_PASSAGE EXTRAIT_:
----

Père, d’où sort tout être, où tout être retombe ;
Fils, dont la chair sans crime à mes crimes succombe ;
Esprit, dont au poteau j’ai cloué la colombe ;

Après être sorti, comme un porc stercoraire,
Du ventre de ma sœur ouverte par son frère,
Seigneur, recevez-moi dans votre éternité !

Après avoir montré, comme un sac à grimaces,
Mon visage, où l’inceste est peint aux yeux des masses,
Seigneur, recevez-moi dans votre éternité !

Après avoir subi, comme une devanture,
L’insulte, que les gens me lancent en pâture,
Seigneur, recevez-moi dans votre éternité !

Après avoir réglé, comme un infâme hère,
De manger, faisant mal, puisqu’on crève à bien faire,
Seigneur, recevez-moi dans votre éternité !

Après avoir menti, comme un juif de potence,
Jusqu’à pourrir ma langue, à sec d’outrecuidance,
Seigneur, recevez-moi dans votre éternité !

Après avoir juré, comme un patarin ladre
Pour qui trop peu de saints à sacrer sont au cadre,
Seigneur, recevez-moi dans votre éternité !

Après avoir volé, comme une poche ouverte,
Jusqu’au lot du poète à face mince et verte,
Seigneur, recevez-moi dans votre éternité !

Après avoir ouvert, comme un panthe à donzelles,
Les mères en gésines et les filles pucelles,
Seigneur, recevez-moi dans votre éternité !

Après avoir nié, comme un fils de Voltaire,
Les dogmes que dans Rome édite le Saint-Père,
Seigneur, recevez-moi dans votre éternité !

Après avoir mangé, comme un butor sans âme,
La part du pauvre gars et de la pauvre femme,
Seigneur, recevez-moi dans votre éternité !

Après avoir humé, comme un tonneau sans base,
Le plus poussiéreux vin du plus antique vase,
Seigneur, recevez-moi dans votre éternité !

Après avoir dormi, comme un musard superbe,
Les pieds au bord de l’eau, le ventre au frais sur l’herbe,
Seigneur, recevez-moi dans votre éternité !

Après avoir aimé, comme un monstre sans norme,
Le chaos de l’idée et la matière informe,
Seigneur, recevez-moi dans votre éternité !

Après avoir haï, comme un suppôt s’abîme,
L’amour pour la vertu, la haine pour le crime,
Seigneur, recevez-moi dans votre éternité !

Après avoir chanté, comme un fou dérisoire,
Qui trompe ses douleurs pour n’y vouloir pas croire,
Seigneur, recevez-moi dans votre éternité !

Après avoir pleuré, comme un homme sauvage,
Sur mon cœur converti que j’emplissais de rage,
Seigneur, recevez-moi dans votre éternité !

----

_INFORMATIONS FOURNIES_:
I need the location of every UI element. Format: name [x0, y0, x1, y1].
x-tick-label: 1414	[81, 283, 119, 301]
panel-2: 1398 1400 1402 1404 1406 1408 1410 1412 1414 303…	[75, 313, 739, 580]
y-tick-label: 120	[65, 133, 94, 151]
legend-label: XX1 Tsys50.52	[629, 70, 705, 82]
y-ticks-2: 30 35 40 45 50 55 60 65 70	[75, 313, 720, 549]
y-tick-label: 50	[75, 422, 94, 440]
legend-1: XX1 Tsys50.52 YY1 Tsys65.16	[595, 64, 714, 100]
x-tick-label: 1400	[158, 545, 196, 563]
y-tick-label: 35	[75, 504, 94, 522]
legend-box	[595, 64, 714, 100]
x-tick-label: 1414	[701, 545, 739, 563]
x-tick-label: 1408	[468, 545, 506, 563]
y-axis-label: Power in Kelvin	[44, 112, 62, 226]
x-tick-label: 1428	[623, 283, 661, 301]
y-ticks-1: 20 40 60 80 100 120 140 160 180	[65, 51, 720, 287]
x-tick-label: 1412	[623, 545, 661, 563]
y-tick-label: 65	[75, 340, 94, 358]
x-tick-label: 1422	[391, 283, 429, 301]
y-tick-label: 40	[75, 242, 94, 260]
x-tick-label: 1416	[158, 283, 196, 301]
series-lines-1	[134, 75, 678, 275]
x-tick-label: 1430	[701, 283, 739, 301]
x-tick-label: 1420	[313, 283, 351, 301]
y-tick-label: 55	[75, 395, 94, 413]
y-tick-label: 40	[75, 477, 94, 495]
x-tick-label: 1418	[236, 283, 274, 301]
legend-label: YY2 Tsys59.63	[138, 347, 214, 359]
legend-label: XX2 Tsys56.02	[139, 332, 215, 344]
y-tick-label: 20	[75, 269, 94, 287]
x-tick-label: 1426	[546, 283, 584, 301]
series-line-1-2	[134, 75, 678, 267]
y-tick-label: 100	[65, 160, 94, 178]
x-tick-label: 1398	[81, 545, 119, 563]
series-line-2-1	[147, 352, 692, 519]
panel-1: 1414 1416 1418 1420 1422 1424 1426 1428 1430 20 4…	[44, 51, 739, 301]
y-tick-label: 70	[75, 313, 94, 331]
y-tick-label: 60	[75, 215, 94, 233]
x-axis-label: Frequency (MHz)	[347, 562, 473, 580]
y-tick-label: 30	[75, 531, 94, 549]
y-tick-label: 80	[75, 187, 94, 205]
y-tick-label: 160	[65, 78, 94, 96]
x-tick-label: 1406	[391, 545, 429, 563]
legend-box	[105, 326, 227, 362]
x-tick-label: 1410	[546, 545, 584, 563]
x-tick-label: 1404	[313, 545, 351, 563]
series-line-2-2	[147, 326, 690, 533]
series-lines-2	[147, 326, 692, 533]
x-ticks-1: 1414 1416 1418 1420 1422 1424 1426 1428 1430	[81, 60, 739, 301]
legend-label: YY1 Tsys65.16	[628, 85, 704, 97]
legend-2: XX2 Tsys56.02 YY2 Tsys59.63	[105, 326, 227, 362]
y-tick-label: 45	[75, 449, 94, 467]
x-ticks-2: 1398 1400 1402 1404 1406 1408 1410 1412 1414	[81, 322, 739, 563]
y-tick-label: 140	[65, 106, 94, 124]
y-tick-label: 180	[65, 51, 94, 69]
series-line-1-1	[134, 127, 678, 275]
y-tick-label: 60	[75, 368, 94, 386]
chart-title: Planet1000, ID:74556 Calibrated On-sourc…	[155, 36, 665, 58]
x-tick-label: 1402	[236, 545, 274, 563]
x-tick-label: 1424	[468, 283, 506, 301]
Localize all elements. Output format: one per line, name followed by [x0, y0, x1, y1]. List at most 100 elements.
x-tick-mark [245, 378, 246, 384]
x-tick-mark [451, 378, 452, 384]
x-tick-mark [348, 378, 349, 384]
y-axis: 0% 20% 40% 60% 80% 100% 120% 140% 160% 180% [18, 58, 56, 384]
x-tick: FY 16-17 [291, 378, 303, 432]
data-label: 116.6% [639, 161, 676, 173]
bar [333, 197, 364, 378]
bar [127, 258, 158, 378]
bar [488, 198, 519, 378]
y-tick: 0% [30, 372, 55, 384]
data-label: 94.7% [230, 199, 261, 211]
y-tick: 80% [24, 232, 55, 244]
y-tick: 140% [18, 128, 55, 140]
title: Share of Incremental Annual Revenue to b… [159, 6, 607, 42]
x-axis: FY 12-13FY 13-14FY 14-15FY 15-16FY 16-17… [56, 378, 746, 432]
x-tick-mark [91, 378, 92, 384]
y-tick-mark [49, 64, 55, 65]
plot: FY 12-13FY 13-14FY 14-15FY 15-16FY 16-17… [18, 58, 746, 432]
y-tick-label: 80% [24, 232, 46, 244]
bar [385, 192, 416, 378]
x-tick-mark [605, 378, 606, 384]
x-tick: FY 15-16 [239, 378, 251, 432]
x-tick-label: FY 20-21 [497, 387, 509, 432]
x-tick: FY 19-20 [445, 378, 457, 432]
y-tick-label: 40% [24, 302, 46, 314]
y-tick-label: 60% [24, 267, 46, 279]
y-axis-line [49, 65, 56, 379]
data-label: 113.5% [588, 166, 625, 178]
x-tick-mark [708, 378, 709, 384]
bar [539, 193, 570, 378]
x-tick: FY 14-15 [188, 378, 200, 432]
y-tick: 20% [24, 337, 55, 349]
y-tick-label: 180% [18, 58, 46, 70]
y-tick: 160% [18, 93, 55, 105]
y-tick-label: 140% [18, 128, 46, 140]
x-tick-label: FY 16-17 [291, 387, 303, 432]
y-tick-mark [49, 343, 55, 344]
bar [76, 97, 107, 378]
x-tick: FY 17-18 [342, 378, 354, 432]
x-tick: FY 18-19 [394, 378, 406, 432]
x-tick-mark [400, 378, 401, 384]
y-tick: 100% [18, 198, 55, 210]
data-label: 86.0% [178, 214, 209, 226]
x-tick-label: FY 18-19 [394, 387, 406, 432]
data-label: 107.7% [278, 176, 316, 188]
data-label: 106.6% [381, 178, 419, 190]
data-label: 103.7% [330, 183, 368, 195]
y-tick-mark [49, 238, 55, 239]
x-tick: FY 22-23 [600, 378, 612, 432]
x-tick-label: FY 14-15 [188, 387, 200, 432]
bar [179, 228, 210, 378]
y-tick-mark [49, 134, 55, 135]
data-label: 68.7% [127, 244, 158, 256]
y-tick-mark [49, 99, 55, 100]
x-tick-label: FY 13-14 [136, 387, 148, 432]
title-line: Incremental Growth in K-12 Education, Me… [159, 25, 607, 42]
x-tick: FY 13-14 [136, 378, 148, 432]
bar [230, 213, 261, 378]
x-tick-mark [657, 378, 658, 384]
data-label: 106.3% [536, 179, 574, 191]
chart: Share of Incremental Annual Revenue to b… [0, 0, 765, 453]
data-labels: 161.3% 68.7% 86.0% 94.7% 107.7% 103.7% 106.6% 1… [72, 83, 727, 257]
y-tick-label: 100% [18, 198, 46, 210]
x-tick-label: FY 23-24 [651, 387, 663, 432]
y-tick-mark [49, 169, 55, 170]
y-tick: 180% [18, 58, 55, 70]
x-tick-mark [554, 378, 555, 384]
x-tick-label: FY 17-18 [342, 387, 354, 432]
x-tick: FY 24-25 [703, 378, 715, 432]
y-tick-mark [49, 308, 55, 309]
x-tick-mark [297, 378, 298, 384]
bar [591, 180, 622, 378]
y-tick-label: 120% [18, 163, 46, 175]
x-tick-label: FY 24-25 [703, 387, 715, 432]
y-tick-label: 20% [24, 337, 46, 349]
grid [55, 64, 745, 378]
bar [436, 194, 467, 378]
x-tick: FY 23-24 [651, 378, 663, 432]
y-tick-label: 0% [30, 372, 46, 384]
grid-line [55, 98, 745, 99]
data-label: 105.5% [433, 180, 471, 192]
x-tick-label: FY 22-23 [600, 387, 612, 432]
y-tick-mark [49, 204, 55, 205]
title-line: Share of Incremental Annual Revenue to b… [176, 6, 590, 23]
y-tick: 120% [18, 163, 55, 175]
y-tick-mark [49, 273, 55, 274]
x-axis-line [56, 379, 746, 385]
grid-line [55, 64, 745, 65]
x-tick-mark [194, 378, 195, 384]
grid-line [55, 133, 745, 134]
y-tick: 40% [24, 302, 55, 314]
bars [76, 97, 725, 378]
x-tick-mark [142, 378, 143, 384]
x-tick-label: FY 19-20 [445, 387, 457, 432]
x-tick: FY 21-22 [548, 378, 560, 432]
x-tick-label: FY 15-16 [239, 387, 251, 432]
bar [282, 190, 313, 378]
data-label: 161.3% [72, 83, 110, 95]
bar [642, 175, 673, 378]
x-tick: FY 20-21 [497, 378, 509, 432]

----

_LA CONSIGNE_: Dans le passage extrait, à qui le locuteur se compare-t-il quand il dit avoir nié les dogmes que le Saint-Père édite dans Rome ?

_RÉSULTAT OBTENU_: À un fils de Voltaire.